* Begin Document section *
Someone asked the other day, 'What was your favorite fast food when you were growing up?'
'We didn't have fast food when I was growing up,' I informed him. 'All the food was slow.'
'C'mon, seriously. Where did you eat?'
'It was a place called 'at home’, I explained. 'Mom cooked every day and when Dad got home from work, we sat down together at the dining room table, and if I didn't like what she put on my plate I was allowed to sit there until I did like it.'
By this time, the kid was laughing so hard I was afraid he was going to suffer serious internal damage, so I didn't tell him the part about how I had to have permission to leave the table.
But here are some other things I would have told him about my childhood if I figured his system could have handled it:
Some parents never owned their own house, wore Levis, set foot on a golf course, traveled out of the country or had a credit card. In their later years they had something called a revolving charge card. The card was good only at Sears Roebuck. Or maybe it was Sears & Roebuck. Either way, there is no Roebuck anymore. Maybe he died.
My parents never drove me to soccer practice. This was mostly because we never had heard of soccer. I had a bicycle that weighed probably 50 pounds, and only had one speed (slow). We didn't have a television in our house until I was 5. It was, of course, black and white,
I was 13 before I tasted my first pizza: it was called 'pizza pie.' When I bit into it, I burned the roof of my mouth and the cheese slid off, swung down, plastered itself against my chin and burned that, too. It's still the best pizza I ever had.
We didn't have a car until I was 4. It was an old black Dodge.
I never had a telephone in my room. The only phone in the house was in the living room and it was on a party line. Before you could dial, you had to listen and make sure some people you didn't know weren't already using the line.
Pizzas were not delivered to our home. But milk was.
All newspapers were delivered by boys and all boys delivered newspapers. My brother delivered a newspaper, six days a week. It cost 7 cents a paper, of which he got to keep 2 cents. He had to get up at 6AM every morning. On Saturday, he had to collect the 42 cents from his customers. His favorite customers were the ones who gave him 50 cents and told him to keep the change. His least favorite customers were the ones who seemed to never be home on collection day.
* End Document section *
Actions to take:
1. In the piece about growing up without fast food:
(a) How old was the narrator when tasting a first pizza?
(b) What make of car did the family first own?
(c) Of the 7 cents each paper cost, how much did the brother get to keep?
2. Write out the part of the piece about growing up without fast food that opens with the words containing "All newspapers were" and closes with "on collection day.".
* Begin Data lines *
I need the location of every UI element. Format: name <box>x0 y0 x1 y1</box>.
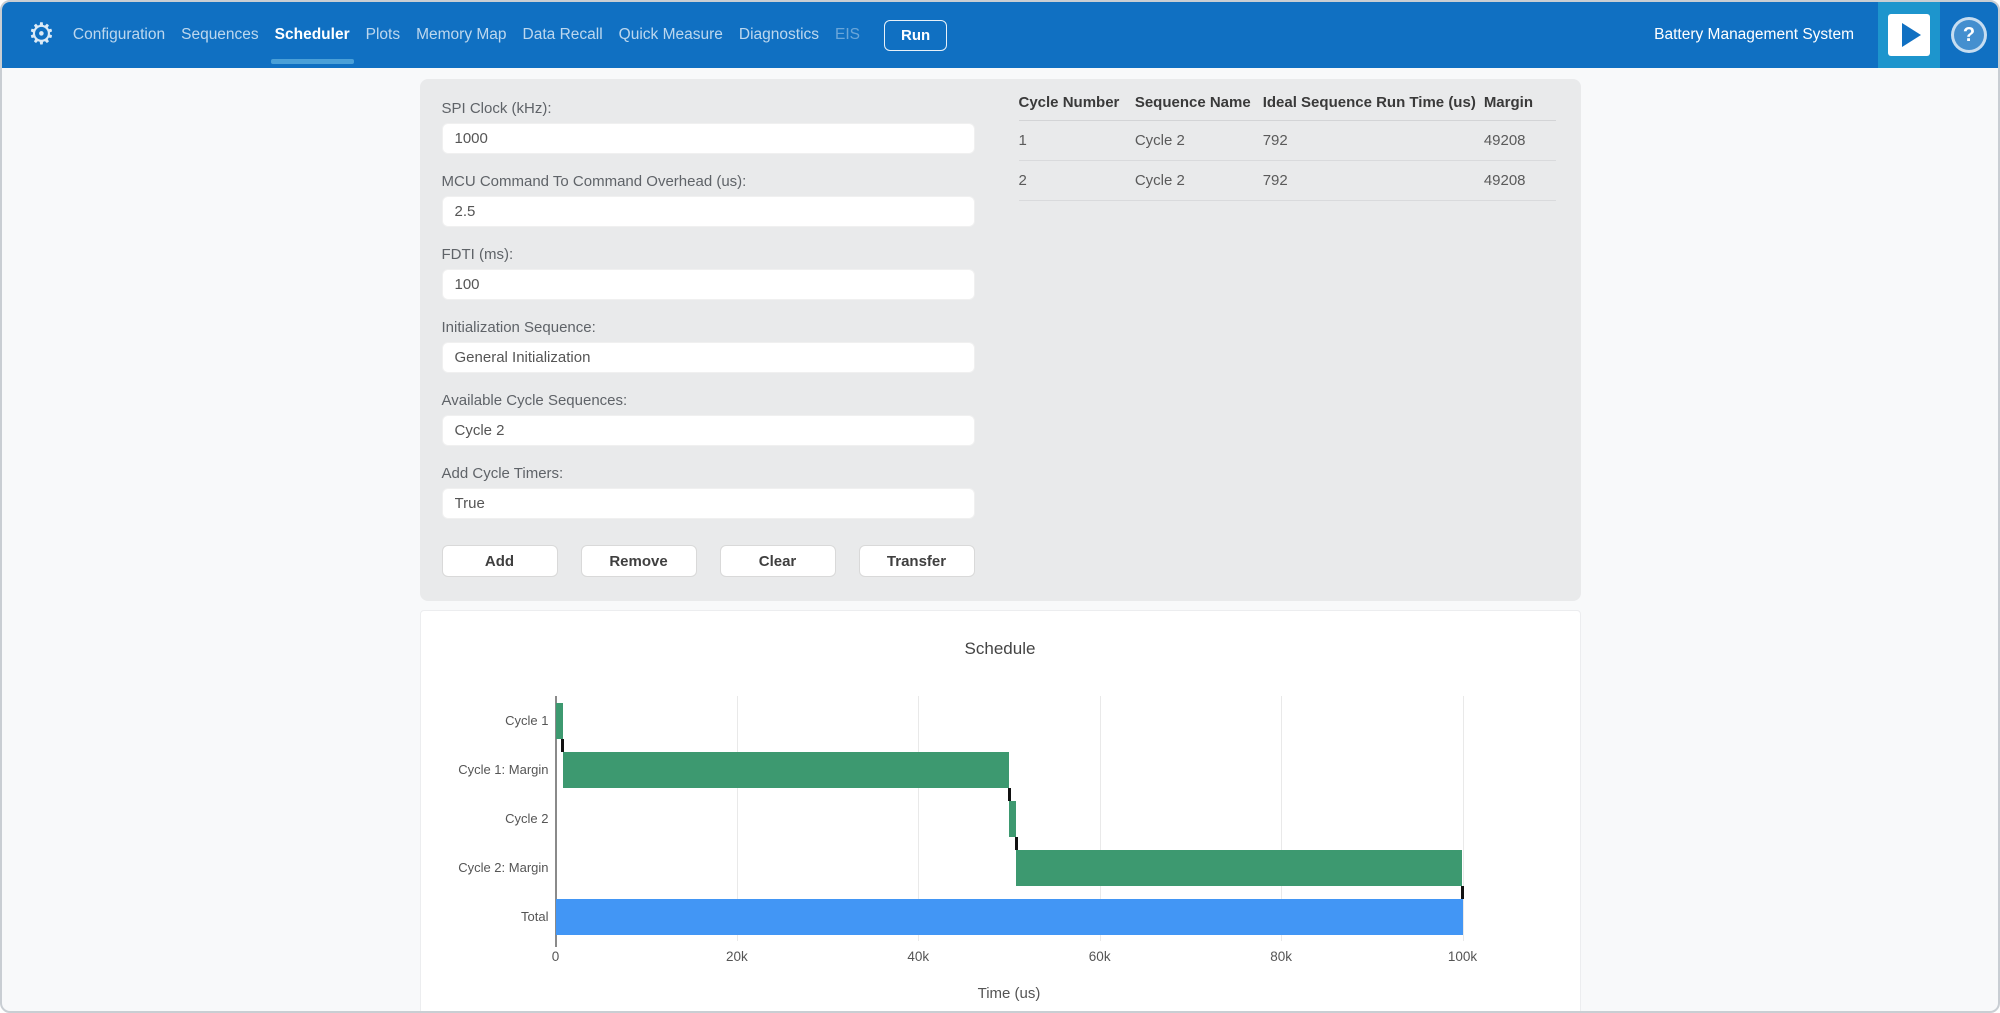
* End Data lines *
Solutions per task:
1.
(a) 13
(b) A Dodge (an old black one)
(c) 2 cents

2.
All newspapers were delivered by boys and all boys delivered newspapers. My brother delivered a newspaper, six days a week. It cost 7 cents a paper, of which he got to keep 2 cents. He had to get up at 6AM every morning. On Saturday, he had to collect the 42 cents from his customers. His favorite customers were the ones who gave him 50 cents and told him to keep the change. His least favorite customers were the ones who seemed to never be home on collection day.